# Start of Given entries

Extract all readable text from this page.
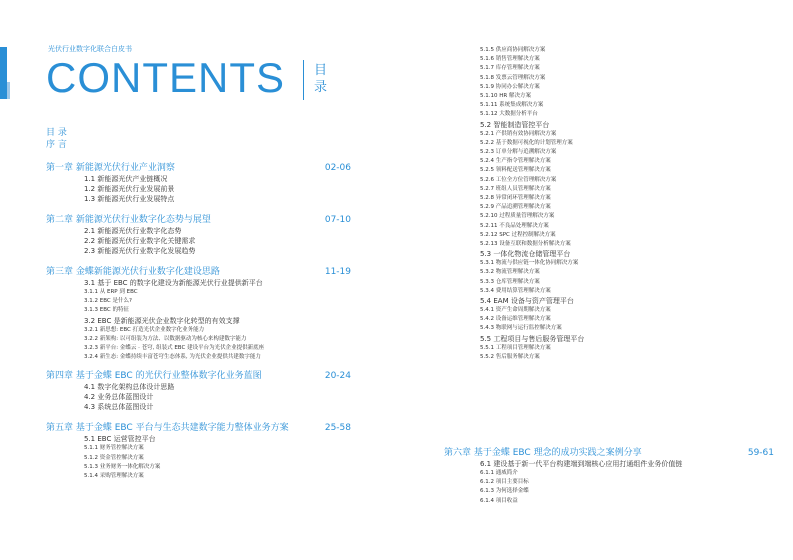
光伏行业数字化联合白皮书
CONTENTS 目
录
目 录
序 言
第一章 新能源光伏行业产业洞察	02-06
1.1 新能源光伏产业链概况
1.2 新能源光伏行业发展前景
1.3 新能源光伏行业发展特点
第二章 新能源光伏行业数字化态势与展望	07-10
2.1 新能源光伏行业数字化态势
2.2 新能源光伏行业数字化关键需求
2.3 新能源光伏行业数字化发展趋势
第三章 金蝶新能源光伏行业数字化建设思路	11-19
3.1 基于 EBC 的数字化建设为新能源光伏行业提供新平台
3.1.1 从 ERP 到 EBC
3.1.2 EBC 是什么?
3.1.3 EBC 的特征
3.2 EBC 是新能源光伏企业数字化转型的有效支撑
3.2.1 新思想: EBC 打造光伏企业数字化业务能力
3.2.2 新架构: 以可组装为方法、以数据驱动为核心来构建数字能力
3.2.3 新平台: 金蝶云 · 苍穹, 组装式 EBC 建设平台为光伏企业提供新底座
3.2.4 新生态: 金蝶持续丰富苍穹生态体系, 为光伏企业提供共建数字能力
第四章 基于金蝶 EBC 的光伏行业整体数字化业务蓝图	20-24
4.1 数字化架构总体设计思路
4.2 业务总体蓝图设计
4.3 系统总体蓝图设计
第五章 基于金蝶 EBC 平台与生态共建数字能力整体业务方案	25-58
5.1 EBC 运营管控平台
5.1.1 财务管控解决方案
5.1.2 资金管控解决方案
5.1.3 业务财务一体化解决方案
5.1.4 采购管理解决方案
5.1.5 供应商协同解决方案
5.1.6 销售管理解决方案
5.1.7 库存管理解决方案
5.1.8 发票云管理解决方案
5.1.9 协同办公解决方案
5.1.10 HR 解决方案
5.1.11 系统集成解决方案
5.1.12 大数据分析平台
5.2 智能制造管控平台
5.2.1 产供销有效协同解决方案
5.2.2 基于数据可视化的计划管理方案
5.2.3 订单分解与追溯解决方案
5.2.4 生产指令管理解决方案
5.2.5 领料配送管理解决方案
5.2.6 工位全方位管理解决方案
5.2.7 班组人员管理解决方案
5.2.8 异常闭环管理解决方案
5.2.9 产品追溯管理解决方案
5.2.10 过程质量管理解决方案
5.2.11 不良品处理解决方案
5.2.12 SPC 过程控制解决方案
5.2.13 设备互联和数据分析解决方案
5.3 一体化物流仓储管理平台
5.3.1 物流与供应链一体化协同解决方案
5.3.2 物流管理解决方案
5.3.3 仓库管理解决方案
5.3.4 费用结算管理解决方案
5.4 EAM 设备与资产管理平台
5.4.1 资产生命周期解决方案
5.4.2 设备运维管理解决方案
5.4.3 物联网与运行监控解决方案
5.5 工程项目与售后服务管理平台
5.5.1 工程项目管理解决方案
5.5.2 售后服务解决方案
第六章 基于金蝶 EBC 理念的成功实践之案例分享	59-61
6.1 建设基于新一代平台构建端到端核心应用打通组件业务价值链
6.1.1 通威简介
6.1.2 项目主要目标
6.1.3 为何选择金蝶
6.1.4 项目收益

# End of Given entries

Stated exercise: Restate each entry word for word, please, but drop any images it holds.

Result of this task:
Extract all readable text from this page.
光伏行业数字化联合白皮书
CONTENTS 目
录
目 录
序 言
第一章 新能源光伏行业产业洞察	02-06
1.1 新能源光伏产业链概况
1.2 新能源光伏行业发展前景
1.3 新能源光伏行业发展特点
第二章 新能源光伏行业数字化态势与展望	07-10
2.1 新能源光伏行业数字化态势
2.2 新能源光伏行业数字化关键需求
2.3 新能源光伏行业数字化发展趋势
第三章 金蝶新能源光伏行业数字化建设思路	11-19
3.1 基于 EBC 的数字化建设为新能源光伏行业提供新平台
3.1.1 从 ERP 到 EBC
3.1.2 EBC 是什么?
3.1.3 EBC 的特征
3.2 EBC 是新能源光伏企业数字化转型的有效支撑
3.2.1 新思想: EBC 打造光伏企业数字化业务能力
3.2.2 新架构: 以可组装为方法、以数据驱动为核心来构建数字能力
3.2.3 新平台: 金蝶云 · 苍穹, 组装式 EBC 建设平台为光伏企业提供新底座
3.2.4 新生态: 金蝶持续丰富苍穹生态体系, 为光伏企业提供共建数字能力
第四章 基于金蝶 EBC 的光伏行业整体数字化业务蓝图	20-24
4.1 数字化架构总体设计思路
4.2 业务总体蓝图设计
4.3 系统总体蓝图设计
第五章 基于金蝶 EBC 平台与生态共建数字能力整体业务方案	25-58
5.1 EBC 运营管控平台
5.1.1 财务管控解决方案
5.1.2 资金管控解决方案
5.1.3 业务财务一体化解决方案
5.1.4 采购管理解决方案
5.1.5 供应商协同解决方案
5.1.6 销售管理解决方案
5.1.7 库存管理解决方案
5.1.8 发票云管理解决方案
5.1.9 协同办公解决方案
5.1.10 HR 解决方案
5.1.11 系统集成解决方案
5.1.12 大数据分析平台
5.2 智能制造管控平台
5.2.1 产供销有效协同解决方案
5.2.2 基于数据可视化的计划管理方案
5.2.3 订单分解与追溯解决方案
5.2.4 生产指令管理解决方案
5.2.5 领料配送管理解决方案
5.2.6 工位全方位管理解决方案
5.2.7 班组人员管理解决方案
5.2.8 异常闭环管理解决方案
5.2.9 产品追溯管理解决方案
5.2.10 过程质量管理解决方案
5.2.11 不良品处理解决方案
5.2.12 SPC 过程控制解决方案
5.2.13 设备互联和数据分析解决方案
5.3 一体化物流仓储管理平台
5.3.1 物流与供应链一体化协同解决方案
5.3.2 物流管理解决方案
5.3.3 仓库管理解决方案
5.3.4 费用结算管理解决方案
5.4 EAM 设备与资产管理平台
5.4.1 资产生命周期解决方案
5.4.2 设备运维管理解决方案
5.4.3 物联网与运行监控解决方案
5.5 工程项目与售后服务管理平台
5.5.1 工程项目管理解决方案
5.5.2 售后服务解决方案
第六章 基于金蝶 EBC 理念的成功实践之案例分享	59-61
6.1 建设基于新一代平台构建端到端核心应用打通组件业务价值链
6.1.1 通威简介
6.1.2 项目主要目标
6.1.3 为何选择金蝶
6.1.4 项目收益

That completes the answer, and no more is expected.